▶ [Exercise requirements]:
Isolate every line in the records below with "experts" in it.

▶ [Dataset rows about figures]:
§ §

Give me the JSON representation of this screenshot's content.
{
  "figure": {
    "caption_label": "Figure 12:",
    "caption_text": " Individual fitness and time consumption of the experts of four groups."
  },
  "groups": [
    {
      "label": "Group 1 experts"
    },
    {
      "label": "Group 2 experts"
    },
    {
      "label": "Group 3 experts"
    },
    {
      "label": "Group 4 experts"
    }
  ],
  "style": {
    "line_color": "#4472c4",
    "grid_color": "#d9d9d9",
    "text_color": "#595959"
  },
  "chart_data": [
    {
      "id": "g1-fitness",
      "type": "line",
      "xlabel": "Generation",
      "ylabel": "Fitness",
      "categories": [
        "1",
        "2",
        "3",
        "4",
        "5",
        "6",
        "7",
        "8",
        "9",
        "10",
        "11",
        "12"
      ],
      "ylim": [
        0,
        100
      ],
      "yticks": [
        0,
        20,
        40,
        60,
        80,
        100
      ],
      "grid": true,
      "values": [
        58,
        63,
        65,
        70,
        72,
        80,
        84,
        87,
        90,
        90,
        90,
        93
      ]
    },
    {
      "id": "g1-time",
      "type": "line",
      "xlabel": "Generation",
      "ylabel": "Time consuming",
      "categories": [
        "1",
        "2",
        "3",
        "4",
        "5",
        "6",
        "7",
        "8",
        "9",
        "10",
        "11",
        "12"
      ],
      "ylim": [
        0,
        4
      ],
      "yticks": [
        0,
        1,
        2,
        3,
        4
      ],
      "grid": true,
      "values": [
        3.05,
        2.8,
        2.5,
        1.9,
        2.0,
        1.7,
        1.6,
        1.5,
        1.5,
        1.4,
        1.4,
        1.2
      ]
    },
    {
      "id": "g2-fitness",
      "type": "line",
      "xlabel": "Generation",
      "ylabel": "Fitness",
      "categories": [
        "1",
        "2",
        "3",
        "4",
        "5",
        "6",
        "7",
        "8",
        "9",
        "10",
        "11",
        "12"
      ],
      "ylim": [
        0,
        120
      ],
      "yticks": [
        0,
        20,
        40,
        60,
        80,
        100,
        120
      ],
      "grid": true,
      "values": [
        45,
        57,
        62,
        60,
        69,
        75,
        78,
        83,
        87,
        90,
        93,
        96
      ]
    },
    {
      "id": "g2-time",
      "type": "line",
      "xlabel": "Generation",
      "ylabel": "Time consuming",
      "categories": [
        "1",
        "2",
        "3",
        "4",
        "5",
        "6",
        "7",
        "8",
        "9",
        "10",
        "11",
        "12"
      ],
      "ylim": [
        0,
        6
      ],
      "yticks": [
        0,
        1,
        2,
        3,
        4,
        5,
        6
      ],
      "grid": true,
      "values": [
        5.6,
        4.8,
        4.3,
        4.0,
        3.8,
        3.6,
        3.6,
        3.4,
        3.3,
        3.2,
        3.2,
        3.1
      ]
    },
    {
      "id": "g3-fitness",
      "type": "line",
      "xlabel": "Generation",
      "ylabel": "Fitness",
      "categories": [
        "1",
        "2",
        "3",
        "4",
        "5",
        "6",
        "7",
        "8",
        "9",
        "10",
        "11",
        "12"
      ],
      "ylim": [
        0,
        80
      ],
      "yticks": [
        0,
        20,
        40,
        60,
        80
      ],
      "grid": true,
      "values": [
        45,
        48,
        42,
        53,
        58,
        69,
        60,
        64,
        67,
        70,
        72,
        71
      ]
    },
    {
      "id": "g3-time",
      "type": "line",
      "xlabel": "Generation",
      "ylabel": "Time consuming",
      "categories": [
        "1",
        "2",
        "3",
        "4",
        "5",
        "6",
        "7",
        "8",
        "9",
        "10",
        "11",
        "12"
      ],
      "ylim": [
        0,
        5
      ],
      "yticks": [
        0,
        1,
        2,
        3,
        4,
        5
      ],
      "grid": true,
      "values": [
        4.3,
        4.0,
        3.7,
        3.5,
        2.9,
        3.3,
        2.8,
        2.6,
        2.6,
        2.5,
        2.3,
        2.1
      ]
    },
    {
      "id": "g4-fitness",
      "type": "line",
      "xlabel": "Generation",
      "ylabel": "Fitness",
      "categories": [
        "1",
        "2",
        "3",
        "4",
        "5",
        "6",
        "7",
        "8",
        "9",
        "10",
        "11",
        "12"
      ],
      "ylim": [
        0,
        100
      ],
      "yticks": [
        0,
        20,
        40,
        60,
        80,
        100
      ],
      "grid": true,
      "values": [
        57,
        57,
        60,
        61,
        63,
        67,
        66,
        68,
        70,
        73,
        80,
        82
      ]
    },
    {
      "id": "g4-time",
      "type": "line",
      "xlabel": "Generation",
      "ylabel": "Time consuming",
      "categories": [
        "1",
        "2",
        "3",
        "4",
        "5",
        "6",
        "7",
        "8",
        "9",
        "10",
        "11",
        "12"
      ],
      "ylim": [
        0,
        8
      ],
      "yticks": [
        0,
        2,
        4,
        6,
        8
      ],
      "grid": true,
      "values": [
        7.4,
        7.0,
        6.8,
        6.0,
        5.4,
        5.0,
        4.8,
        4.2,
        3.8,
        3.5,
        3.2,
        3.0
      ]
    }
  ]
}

§ §

▶ [Final result]:
    "caption_text": " Individual fitness and time consumption of the experts of four groups."
      "label": "Group 1 experts"
      "label": "Group 2 experts"
      "label": "Group 3 experts"
      "label": "Group 4 experts"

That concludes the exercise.